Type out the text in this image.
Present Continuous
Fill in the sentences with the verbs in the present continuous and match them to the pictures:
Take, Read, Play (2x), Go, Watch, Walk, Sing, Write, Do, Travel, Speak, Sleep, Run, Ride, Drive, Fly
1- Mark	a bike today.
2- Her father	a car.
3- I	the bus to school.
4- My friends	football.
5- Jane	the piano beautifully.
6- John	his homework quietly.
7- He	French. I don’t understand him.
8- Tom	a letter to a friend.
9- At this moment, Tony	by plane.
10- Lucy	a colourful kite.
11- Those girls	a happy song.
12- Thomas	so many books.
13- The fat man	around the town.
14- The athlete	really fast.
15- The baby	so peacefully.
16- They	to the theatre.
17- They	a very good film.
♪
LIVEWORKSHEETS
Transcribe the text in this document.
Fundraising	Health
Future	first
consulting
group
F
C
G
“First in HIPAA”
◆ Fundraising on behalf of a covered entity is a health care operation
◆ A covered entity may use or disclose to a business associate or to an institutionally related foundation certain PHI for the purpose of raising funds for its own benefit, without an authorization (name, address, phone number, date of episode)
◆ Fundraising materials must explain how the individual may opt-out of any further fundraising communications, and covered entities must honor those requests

+-------+

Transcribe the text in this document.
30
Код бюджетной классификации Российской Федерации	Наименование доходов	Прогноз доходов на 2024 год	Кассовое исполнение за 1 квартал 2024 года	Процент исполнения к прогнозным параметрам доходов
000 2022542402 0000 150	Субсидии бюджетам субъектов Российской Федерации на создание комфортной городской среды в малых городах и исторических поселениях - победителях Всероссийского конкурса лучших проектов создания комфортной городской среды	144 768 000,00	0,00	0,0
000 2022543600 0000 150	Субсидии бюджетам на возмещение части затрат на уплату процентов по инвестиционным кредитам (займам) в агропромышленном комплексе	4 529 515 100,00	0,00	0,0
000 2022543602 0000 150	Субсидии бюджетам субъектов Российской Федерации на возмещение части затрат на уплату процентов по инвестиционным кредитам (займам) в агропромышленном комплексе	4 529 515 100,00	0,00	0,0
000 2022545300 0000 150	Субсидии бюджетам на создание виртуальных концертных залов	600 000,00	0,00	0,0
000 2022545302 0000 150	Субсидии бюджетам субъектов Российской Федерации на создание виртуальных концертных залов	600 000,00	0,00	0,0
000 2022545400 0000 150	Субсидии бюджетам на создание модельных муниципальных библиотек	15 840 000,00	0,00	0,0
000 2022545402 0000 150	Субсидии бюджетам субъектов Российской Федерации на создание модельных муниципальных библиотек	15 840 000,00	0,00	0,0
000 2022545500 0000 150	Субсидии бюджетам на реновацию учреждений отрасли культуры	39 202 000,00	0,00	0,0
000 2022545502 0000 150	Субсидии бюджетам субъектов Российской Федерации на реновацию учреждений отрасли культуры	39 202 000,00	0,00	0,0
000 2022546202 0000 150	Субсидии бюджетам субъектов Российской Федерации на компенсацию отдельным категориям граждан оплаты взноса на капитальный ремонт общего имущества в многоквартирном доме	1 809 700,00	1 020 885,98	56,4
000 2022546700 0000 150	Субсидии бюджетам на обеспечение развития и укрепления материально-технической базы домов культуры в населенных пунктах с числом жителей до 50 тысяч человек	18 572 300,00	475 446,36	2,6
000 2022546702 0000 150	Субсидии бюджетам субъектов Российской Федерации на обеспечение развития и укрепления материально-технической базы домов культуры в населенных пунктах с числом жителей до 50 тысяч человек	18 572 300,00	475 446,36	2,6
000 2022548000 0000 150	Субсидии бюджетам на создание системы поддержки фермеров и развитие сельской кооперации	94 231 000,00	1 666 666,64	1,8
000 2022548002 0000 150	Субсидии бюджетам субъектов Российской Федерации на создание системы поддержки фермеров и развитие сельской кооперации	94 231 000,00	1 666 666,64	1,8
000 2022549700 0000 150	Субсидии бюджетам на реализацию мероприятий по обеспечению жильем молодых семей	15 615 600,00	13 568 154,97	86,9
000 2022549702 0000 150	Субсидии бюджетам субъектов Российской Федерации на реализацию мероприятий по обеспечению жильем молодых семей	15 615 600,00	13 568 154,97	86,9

+-------+

▶ **Request**: Return from the data every line that holds "реновацию".

▶ **Result of the task**:
000 2022545500 0000 150	Субсидии бюджетам на реновацию учреждений отрасли культуры	39 202 000,00	0,00	0,0
000 2022545502 0000 150	Субсидии бюджетам субъектов Российской Федерации на реновацию учреждений отрасли культуры	39 202 000,00	0,00	0,0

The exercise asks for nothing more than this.